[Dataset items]
-------
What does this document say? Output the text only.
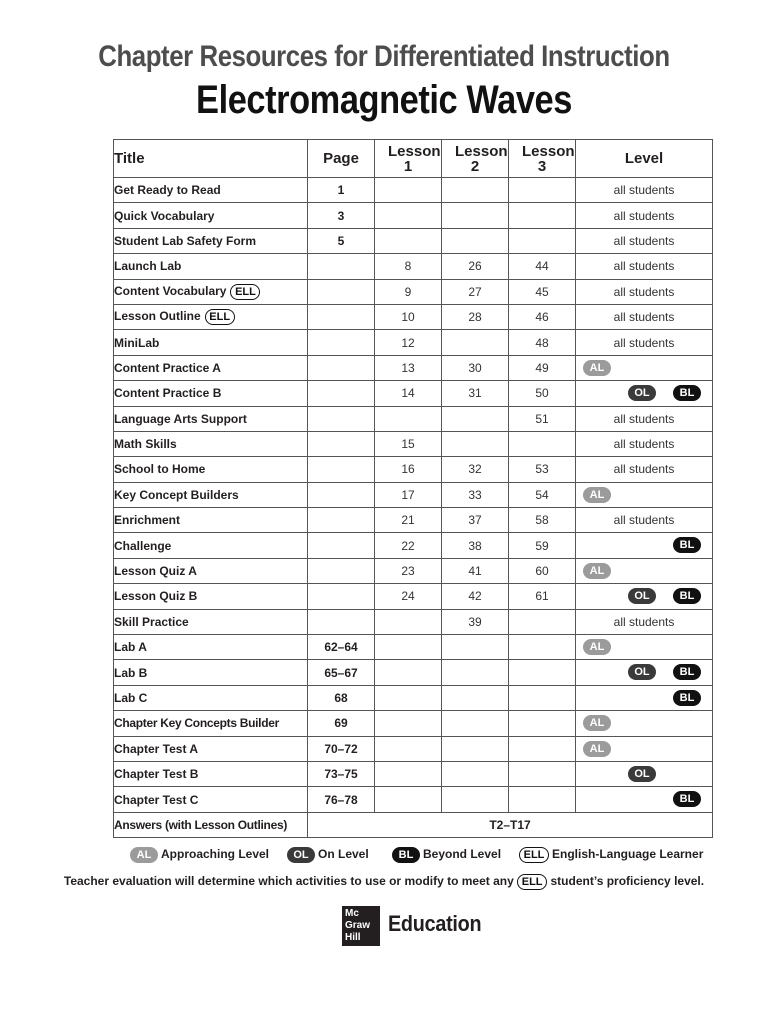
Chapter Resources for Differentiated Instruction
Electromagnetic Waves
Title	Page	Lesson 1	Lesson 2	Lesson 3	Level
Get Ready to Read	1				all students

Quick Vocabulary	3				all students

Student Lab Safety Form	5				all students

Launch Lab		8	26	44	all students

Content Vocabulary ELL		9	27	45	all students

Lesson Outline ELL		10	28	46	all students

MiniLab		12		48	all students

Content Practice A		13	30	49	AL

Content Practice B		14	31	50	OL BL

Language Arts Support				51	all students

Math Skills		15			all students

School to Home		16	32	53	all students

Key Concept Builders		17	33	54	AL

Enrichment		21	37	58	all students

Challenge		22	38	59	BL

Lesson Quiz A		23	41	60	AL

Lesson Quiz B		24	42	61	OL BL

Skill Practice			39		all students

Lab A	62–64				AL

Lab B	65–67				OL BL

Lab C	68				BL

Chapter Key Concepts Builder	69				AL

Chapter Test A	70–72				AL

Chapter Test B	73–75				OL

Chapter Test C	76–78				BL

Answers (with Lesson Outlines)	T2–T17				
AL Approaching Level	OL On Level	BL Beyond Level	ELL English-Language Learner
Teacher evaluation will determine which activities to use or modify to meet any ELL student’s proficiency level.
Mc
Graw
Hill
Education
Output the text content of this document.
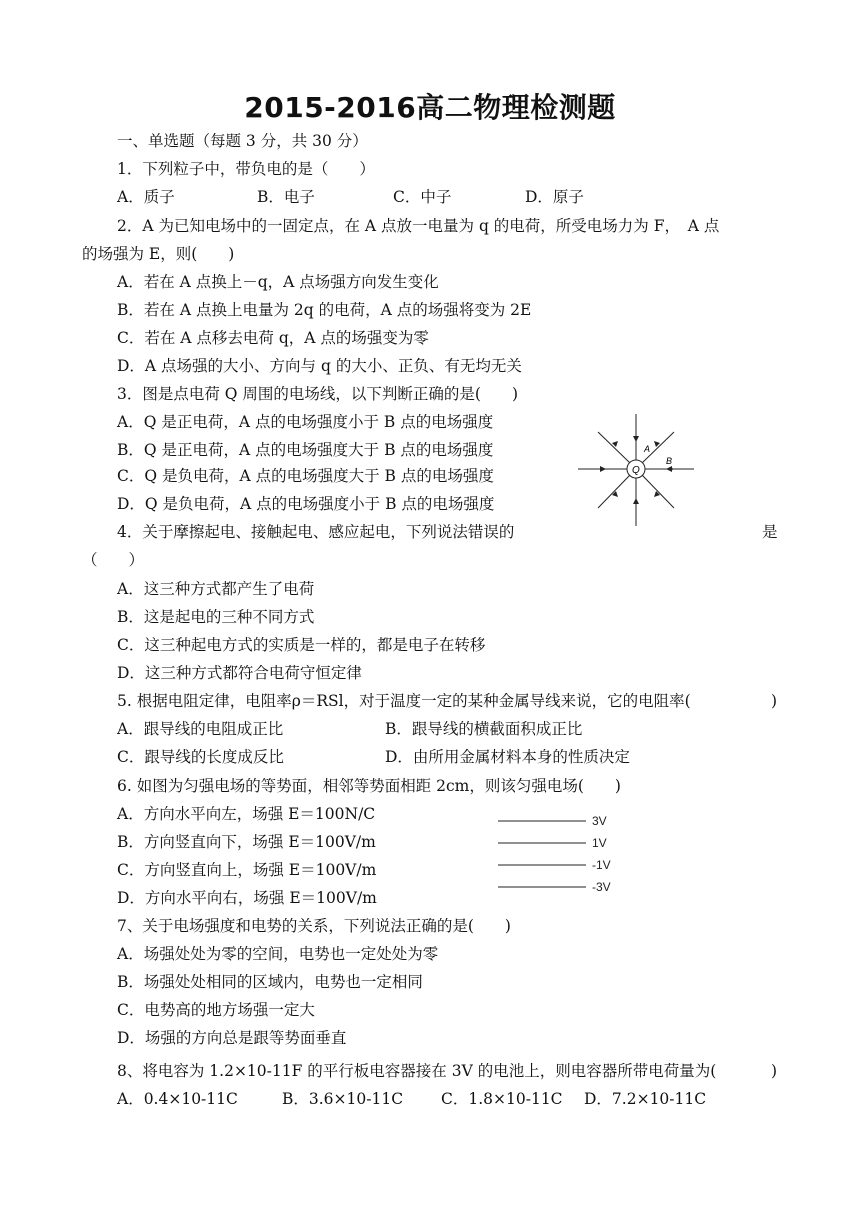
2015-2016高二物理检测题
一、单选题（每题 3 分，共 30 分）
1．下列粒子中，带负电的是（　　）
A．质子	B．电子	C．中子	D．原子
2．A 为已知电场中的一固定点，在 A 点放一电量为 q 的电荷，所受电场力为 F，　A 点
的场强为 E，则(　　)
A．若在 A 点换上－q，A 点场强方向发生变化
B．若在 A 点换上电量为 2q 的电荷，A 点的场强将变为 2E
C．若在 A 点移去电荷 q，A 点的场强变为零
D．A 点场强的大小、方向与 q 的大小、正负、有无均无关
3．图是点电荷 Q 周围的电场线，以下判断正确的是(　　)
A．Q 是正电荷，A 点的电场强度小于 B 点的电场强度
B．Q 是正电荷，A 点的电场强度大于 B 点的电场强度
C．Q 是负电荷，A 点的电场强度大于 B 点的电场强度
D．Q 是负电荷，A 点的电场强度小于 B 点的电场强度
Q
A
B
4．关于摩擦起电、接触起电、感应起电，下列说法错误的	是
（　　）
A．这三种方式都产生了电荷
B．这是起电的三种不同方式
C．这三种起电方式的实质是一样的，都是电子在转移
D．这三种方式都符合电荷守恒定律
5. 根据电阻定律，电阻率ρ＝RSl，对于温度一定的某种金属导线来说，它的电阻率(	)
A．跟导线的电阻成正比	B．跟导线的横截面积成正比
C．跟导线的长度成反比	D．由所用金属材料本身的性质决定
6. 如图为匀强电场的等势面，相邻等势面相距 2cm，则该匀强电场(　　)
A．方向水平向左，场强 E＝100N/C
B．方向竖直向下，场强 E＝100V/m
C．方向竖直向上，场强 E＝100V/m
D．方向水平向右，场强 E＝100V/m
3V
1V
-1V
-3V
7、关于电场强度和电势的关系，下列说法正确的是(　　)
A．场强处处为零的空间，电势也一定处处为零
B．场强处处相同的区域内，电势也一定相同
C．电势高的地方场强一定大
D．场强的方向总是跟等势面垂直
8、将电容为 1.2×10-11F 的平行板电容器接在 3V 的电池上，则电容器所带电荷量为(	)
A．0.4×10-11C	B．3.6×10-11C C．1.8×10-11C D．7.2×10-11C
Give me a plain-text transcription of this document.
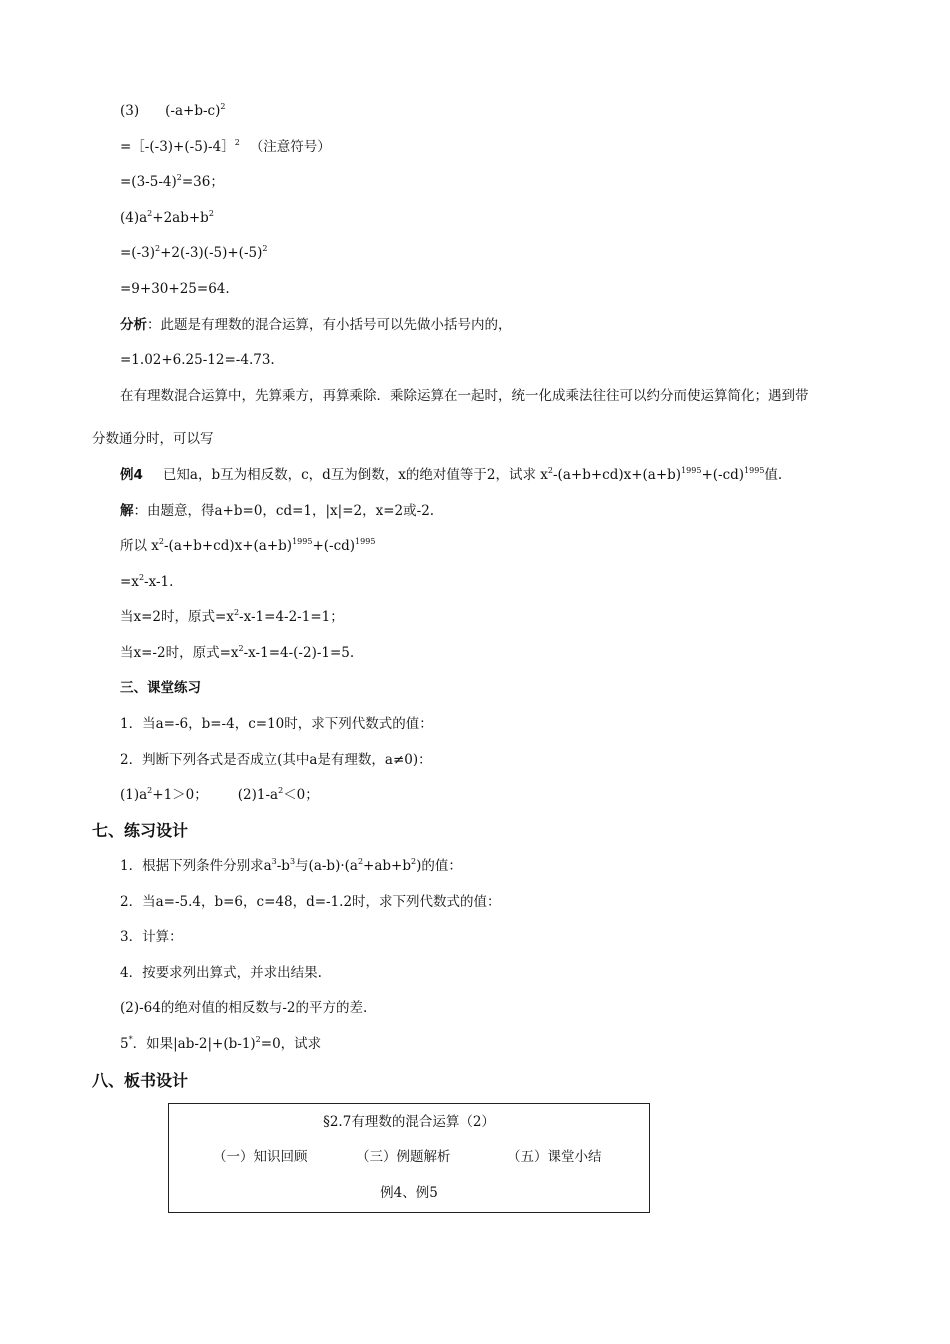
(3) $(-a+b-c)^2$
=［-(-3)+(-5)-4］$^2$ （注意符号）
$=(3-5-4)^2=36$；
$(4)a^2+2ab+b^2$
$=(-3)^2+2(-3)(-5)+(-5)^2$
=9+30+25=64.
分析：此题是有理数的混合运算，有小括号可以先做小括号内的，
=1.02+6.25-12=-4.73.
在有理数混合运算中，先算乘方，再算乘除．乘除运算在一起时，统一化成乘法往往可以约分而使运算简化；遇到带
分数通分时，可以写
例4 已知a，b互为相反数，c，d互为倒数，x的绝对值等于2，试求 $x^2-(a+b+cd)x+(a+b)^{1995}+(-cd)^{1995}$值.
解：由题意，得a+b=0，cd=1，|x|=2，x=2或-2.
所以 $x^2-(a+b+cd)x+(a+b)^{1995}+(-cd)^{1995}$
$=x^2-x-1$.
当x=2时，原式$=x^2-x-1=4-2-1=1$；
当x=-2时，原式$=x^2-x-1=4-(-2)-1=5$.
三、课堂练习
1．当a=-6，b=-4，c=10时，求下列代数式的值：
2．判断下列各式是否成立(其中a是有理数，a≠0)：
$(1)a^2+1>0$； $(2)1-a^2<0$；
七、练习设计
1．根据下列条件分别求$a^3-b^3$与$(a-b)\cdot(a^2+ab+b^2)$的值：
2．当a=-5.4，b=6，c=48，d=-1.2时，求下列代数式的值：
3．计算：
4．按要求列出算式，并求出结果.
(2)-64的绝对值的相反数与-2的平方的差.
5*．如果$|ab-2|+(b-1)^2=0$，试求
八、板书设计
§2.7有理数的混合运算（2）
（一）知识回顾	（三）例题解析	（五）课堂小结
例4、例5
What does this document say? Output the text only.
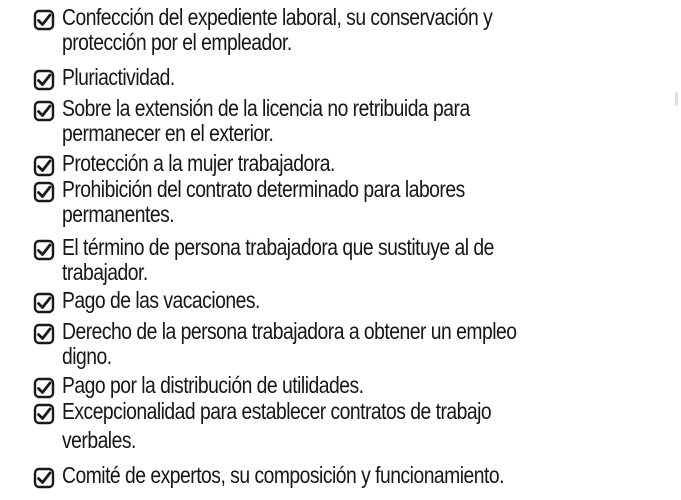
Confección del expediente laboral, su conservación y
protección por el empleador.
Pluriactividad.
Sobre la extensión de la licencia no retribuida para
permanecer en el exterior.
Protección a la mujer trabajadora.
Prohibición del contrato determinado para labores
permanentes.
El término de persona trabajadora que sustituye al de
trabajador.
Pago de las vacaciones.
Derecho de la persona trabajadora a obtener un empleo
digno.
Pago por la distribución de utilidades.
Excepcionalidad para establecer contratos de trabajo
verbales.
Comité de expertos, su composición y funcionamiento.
-------
_The task_: Reproduce each line of the material containing the word "是正电荷".

_Response for this exercise_:
A．Q 是正电荷，A 点的电场强度小于 B 点的电场强度
B．Q 是正电荷，A 点的电场强度大于 B 点的电场强度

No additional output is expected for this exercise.